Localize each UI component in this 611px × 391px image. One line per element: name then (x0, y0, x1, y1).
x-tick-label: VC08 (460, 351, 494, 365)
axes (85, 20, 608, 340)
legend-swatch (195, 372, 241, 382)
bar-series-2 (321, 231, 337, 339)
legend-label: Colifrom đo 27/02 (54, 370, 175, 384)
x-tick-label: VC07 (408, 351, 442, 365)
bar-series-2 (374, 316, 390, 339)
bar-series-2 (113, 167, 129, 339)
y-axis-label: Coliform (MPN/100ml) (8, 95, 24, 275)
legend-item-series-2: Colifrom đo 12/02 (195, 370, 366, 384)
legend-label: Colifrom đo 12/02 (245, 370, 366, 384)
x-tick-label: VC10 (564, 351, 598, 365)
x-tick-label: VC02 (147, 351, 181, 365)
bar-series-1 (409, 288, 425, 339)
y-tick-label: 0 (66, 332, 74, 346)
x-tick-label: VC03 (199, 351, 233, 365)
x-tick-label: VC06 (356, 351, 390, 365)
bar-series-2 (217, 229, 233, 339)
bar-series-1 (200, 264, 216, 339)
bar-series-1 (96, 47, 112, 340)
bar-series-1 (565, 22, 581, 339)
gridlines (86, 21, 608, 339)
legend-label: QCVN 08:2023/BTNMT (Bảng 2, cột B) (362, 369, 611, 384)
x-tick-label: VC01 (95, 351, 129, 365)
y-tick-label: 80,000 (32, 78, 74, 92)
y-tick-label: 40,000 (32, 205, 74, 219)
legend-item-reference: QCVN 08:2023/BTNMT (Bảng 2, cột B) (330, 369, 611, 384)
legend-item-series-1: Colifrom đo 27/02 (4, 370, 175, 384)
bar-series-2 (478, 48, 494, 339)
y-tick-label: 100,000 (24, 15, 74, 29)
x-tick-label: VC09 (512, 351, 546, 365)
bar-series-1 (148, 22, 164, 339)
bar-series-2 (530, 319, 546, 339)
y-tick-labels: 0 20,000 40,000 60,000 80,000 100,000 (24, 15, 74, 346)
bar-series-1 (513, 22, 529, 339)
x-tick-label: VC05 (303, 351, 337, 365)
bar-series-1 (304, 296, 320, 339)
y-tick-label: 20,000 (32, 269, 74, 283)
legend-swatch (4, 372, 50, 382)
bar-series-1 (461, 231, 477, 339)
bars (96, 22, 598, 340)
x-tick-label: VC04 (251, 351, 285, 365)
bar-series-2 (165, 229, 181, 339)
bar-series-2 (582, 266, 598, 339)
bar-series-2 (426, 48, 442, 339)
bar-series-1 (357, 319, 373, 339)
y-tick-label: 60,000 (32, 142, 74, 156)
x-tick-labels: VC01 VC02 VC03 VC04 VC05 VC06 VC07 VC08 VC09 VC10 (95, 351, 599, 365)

Instructions for the task —
Pull every line from the entry above and reproduce each one unchanged, in the same order.

Final result —
Localize each UI component in this 611px × 391px image. One line per element: name then (x0, y0, x1, y1).
x-tick-label: VC08 (460, 351, 494, 365)
axes (85, 20, 608, 340)
legend-swatch (195, 372, 241, 382)
bar-series-2 (321, 231, 337, 339)
legend-label: Colifrom đo 27/02 (54, 370, 175, 384)
x-tick-label: VC07 (408, 351, 442, 365)
bar-series-2 (374, 316, 390, 339)
bar-series-2 (113, 167, 129, 339)
y-axis-label: Coliform (MPN/100ml) (8, 95, 24, 275)
legend-item-series-2: Colifrom đo 12/02 (195, 370, 366, 384)
legend-label: Colifrom đo 12/02 (245, 370, 366, 384)
x-tick-label: VC10 (564, 351, 598, 365)
x-tick-label: VC02 (147, 351, 181, 365)
bar-series-1 (409, 288, 425, 339)
y-tick-label: 0 (66, 332, 74, 346)
x-tick-label: VC03 (199, 351, 233, 365)
x-tick-label: VC06 (356, 351, 390, 365)
bar-series-2 (217, 229, 233, 339)
bar-series-1 (200, 264, 216, 339)
bar-series-1 (96, 47, 112, 340)
bar-series-1 (565, 22, 581, 339)
gridlines (86, 21, 608, 339)
legend-label: QCVN 08:2023/BTNMT (Bảng 2, cột B) (362, 369, 611, 384)
x-tick-label: VC01 (95, 351, 129, 365)
y-tick-label: 80,000 (32, 78, 74, 92)
y-tick-label: 40,000 (32, 205, 74, 219)
legend-item-reference: QCVN 08:2023/BTNMT (Bảng 2, cột B) (330, 369, 611, 384)
legend-item-series-1: Colifrom đo 27/02 (4, 370, 175, 384)
bar-series-2 (478, 48, 494, 339)
y-tick-label: 100,000 (24, 15, 74, 29)
x-tick-label: VC09 (512, 351, 546, 365)
bar-series-1 (148, 22, 164, 339)
bar-series-2 (530, 319, 546, 339)
y-tick-labels: 0 20,000 40,000 60,000 80,000 100,000 (24, 15, 74, 346)
bar-series-1 (513, 22, 529, 339)
x-tick-label: VC05 (303, 351, 337, 365)
bar-series-1 (304, 296, 320, 339)
y-tick-label: 20,000 (32, 269, 74, 283)
legend-swatch (4, 372, 50, 382)
bar-series-1 (461, 231, 477, 339)
bars (96, 22, 598, 340)
x-tick-label: VC04 (251, 351, 285, 365)
bar-series-2 (165, 229, 181, 339)
bar-series-2 (582, 266, 598, 339)
bar-series-2 (426, 48, 442, 339)
bar-series-1 (357, 319, 373, 339)
y-tick-label: 60,000 (32, 142, 74, 156)
x-tick-labels: VC01 VC02 VC03 VC04 VC05 VC06 VC07 VC08 VC09 VC10 (95, 351, 599, 365)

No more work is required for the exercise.